### Stated task
Gather each line in the entries that includes the string "JSON".

### Given entries
>> start
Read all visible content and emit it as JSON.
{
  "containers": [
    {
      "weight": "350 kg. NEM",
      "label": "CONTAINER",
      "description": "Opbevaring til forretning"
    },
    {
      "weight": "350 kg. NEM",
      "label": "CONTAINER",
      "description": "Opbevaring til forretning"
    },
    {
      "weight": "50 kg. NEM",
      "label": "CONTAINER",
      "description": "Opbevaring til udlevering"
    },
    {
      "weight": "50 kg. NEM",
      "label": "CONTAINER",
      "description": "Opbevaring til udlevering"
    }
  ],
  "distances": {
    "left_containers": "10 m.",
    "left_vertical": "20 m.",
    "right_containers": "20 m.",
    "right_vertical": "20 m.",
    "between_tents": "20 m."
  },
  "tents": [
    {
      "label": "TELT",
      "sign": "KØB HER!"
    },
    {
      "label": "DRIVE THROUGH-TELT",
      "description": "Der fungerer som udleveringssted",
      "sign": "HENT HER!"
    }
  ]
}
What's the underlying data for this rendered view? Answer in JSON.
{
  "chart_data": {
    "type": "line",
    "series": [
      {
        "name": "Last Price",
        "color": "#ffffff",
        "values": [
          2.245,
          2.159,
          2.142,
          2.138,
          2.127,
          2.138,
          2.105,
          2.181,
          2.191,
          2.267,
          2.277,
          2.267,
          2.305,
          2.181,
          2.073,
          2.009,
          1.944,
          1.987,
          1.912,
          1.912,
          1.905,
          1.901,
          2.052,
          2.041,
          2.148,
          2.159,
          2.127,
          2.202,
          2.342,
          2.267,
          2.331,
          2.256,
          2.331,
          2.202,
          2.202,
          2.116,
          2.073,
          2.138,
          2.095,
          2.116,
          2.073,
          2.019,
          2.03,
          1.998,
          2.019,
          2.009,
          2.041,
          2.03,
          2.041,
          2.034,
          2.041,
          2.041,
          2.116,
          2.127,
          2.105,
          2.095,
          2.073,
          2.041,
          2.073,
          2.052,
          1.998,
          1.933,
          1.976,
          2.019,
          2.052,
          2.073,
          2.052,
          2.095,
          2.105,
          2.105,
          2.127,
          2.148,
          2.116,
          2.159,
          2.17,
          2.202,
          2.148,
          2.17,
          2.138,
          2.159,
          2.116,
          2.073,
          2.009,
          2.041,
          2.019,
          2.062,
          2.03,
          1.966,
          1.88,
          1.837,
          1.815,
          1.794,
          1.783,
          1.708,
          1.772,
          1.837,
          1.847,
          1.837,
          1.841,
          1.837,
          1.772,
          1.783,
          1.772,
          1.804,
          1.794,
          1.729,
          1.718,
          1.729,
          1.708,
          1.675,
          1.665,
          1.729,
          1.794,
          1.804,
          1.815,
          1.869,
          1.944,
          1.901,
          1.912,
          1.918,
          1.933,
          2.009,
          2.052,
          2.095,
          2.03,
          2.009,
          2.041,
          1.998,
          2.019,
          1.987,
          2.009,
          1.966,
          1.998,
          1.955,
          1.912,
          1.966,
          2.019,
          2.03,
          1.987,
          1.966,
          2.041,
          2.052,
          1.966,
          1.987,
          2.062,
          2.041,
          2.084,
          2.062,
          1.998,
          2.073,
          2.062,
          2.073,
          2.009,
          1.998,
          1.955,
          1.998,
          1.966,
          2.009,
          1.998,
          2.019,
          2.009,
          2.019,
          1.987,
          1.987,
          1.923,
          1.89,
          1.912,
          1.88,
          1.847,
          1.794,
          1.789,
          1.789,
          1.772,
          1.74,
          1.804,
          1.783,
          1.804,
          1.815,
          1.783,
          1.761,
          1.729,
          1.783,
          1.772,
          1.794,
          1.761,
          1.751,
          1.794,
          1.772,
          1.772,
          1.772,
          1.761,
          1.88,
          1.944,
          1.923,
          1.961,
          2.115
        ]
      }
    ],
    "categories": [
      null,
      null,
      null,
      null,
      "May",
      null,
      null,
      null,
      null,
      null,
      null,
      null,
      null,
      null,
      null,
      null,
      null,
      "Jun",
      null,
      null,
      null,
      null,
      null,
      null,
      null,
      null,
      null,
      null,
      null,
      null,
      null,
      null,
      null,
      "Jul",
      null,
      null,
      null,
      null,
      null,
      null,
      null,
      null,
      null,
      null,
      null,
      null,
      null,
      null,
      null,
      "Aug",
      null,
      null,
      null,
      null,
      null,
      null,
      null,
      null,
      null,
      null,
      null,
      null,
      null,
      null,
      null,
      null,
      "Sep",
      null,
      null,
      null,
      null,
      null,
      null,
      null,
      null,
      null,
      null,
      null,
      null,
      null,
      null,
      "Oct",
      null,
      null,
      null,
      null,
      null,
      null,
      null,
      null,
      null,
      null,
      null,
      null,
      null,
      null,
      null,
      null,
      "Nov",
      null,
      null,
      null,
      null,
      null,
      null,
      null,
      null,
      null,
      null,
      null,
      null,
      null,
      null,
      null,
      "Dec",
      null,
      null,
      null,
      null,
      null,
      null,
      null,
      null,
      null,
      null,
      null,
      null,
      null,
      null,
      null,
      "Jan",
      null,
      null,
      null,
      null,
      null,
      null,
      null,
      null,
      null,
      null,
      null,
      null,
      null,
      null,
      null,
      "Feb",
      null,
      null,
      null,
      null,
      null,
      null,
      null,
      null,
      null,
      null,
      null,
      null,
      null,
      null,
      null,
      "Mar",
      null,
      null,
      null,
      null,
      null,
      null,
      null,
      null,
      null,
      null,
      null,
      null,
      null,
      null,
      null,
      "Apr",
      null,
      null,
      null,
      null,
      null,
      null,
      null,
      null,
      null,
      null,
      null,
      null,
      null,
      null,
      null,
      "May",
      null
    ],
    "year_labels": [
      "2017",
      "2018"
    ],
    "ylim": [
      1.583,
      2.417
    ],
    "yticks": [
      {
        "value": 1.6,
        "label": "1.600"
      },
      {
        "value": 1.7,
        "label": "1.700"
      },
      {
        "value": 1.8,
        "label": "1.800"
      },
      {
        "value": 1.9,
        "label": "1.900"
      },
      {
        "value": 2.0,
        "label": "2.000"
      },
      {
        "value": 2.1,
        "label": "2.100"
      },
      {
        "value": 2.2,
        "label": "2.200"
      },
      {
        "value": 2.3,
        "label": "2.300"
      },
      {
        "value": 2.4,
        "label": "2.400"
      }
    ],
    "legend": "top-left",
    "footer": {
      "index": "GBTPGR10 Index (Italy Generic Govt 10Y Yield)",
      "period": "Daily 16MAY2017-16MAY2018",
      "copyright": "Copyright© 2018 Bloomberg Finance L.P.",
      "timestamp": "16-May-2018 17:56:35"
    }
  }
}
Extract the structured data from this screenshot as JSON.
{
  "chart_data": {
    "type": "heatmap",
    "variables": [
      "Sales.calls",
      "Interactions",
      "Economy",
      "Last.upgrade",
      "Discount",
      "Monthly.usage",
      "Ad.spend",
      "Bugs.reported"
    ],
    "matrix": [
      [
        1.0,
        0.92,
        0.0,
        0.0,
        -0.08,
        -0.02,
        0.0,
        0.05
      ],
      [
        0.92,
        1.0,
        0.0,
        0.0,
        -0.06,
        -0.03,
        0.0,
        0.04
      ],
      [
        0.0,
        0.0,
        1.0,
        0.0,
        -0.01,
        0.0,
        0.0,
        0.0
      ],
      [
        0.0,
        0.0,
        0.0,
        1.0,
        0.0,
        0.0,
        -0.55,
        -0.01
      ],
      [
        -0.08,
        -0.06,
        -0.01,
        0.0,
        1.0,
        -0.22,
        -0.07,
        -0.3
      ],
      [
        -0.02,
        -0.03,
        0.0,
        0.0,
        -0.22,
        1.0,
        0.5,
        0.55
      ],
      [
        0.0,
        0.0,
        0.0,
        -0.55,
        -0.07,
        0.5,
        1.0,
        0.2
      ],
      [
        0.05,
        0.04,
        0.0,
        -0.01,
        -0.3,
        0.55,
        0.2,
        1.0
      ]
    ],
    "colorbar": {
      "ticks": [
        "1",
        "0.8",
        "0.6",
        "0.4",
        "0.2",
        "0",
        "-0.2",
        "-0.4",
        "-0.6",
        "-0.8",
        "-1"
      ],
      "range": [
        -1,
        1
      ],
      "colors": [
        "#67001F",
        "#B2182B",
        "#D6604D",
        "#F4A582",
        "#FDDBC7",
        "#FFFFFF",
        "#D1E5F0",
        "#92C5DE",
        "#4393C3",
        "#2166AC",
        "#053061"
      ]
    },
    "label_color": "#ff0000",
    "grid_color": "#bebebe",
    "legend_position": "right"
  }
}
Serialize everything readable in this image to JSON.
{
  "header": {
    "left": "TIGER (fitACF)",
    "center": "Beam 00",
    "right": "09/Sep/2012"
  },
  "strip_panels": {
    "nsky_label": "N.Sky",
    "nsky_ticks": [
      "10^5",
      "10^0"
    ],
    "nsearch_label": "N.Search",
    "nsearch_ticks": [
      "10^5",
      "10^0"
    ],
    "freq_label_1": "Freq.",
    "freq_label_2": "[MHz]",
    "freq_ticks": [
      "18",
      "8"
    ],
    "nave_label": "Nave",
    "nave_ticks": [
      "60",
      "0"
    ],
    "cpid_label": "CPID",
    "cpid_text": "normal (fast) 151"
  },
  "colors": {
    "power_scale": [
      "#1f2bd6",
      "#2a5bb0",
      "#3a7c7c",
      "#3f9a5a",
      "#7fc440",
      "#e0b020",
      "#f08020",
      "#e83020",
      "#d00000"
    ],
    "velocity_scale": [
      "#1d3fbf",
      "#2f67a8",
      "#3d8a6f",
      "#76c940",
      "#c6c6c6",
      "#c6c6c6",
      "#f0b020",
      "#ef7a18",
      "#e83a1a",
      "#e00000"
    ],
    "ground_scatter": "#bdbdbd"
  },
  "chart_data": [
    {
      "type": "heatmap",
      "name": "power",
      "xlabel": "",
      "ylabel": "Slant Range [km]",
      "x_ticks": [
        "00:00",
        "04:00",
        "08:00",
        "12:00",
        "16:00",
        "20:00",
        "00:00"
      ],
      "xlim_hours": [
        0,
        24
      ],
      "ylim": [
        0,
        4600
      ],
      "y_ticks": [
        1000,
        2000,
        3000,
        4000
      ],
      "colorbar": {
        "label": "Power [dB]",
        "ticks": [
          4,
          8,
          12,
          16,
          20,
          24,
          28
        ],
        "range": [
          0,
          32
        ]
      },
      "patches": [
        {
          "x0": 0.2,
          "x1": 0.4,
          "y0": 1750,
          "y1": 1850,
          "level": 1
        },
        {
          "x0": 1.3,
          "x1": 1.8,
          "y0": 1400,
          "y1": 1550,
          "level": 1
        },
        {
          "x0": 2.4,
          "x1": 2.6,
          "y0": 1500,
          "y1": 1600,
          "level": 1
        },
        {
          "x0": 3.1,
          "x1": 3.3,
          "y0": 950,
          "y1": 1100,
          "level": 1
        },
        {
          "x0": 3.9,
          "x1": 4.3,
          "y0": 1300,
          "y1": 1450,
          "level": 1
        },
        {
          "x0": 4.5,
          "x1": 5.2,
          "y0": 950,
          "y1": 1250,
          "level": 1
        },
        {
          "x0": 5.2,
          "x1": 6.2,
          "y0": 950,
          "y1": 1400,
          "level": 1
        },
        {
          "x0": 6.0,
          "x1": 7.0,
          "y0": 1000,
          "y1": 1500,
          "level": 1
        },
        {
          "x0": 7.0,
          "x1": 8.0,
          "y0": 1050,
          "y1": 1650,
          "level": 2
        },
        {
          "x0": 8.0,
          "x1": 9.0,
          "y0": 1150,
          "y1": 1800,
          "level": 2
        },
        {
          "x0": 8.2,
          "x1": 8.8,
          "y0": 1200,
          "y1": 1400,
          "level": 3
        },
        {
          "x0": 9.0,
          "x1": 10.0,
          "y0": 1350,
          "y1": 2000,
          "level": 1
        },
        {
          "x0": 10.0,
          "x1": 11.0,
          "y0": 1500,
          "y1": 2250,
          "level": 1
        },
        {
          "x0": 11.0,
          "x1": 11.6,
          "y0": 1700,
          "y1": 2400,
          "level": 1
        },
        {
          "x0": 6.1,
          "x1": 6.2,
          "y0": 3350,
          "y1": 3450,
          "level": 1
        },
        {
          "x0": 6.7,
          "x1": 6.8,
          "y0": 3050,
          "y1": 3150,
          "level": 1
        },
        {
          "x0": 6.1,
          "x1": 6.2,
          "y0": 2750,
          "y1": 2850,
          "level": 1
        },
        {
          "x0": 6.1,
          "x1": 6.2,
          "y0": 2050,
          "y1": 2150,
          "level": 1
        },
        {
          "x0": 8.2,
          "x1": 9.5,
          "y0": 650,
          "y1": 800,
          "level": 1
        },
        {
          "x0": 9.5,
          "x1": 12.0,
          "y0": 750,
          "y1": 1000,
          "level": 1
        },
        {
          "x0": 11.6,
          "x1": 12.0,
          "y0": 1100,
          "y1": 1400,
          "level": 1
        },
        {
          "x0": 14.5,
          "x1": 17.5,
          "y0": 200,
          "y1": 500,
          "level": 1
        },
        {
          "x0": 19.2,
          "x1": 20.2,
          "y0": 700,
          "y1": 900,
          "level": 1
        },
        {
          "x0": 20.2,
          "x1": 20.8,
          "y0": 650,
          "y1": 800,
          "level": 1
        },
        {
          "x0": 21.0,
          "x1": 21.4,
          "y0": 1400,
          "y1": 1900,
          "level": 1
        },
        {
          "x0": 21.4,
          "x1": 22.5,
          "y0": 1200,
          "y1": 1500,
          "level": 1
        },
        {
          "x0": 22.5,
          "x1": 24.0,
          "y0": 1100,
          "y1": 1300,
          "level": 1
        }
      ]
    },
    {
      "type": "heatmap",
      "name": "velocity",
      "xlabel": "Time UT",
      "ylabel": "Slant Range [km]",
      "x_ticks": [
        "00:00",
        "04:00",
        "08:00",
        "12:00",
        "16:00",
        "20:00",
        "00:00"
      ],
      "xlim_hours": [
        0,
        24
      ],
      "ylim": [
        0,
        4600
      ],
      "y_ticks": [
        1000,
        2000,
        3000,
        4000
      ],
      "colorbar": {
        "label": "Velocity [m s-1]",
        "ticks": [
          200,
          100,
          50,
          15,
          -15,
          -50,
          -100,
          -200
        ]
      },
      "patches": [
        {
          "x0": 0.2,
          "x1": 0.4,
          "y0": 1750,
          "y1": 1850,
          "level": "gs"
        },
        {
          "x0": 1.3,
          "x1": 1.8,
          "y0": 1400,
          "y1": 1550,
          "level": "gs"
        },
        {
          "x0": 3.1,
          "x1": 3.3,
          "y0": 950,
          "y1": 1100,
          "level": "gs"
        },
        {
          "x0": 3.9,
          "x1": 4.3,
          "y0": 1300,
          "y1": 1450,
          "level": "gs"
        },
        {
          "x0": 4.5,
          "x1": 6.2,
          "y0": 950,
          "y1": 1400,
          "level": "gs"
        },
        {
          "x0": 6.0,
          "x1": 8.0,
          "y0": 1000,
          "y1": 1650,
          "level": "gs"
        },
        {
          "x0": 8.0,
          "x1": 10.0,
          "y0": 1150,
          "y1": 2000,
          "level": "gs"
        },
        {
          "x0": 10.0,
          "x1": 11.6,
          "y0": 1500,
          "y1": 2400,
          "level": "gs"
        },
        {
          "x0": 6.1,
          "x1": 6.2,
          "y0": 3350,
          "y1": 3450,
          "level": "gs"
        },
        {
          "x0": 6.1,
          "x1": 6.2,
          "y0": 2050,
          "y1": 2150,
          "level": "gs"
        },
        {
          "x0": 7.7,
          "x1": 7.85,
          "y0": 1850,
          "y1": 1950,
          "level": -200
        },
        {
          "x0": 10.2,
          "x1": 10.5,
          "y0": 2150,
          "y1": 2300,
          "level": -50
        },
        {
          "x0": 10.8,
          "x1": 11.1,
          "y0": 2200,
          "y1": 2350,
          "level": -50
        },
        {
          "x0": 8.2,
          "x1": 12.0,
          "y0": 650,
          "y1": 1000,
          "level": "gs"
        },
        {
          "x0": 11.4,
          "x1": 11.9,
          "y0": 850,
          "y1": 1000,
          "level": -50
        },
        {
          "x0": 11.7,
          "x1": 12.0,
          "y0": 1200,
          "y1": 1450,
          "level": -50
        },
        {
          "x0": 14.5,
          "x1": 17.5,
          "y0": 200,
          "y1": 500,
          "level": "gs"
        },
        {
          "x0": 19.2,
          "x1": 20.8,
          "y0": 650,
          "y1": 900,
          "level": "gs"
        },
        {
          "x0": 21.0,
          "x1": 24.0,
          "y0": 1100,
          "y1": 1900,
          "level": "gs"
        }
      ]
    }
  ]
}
>> end
### Task answer
Read all visible content and emit it as JSON.
What's the underlying data for this rendered view? Answer in JSON.
Extract the structured data from this screenshot as JSON.
Serialize everything readable in this image to JSON.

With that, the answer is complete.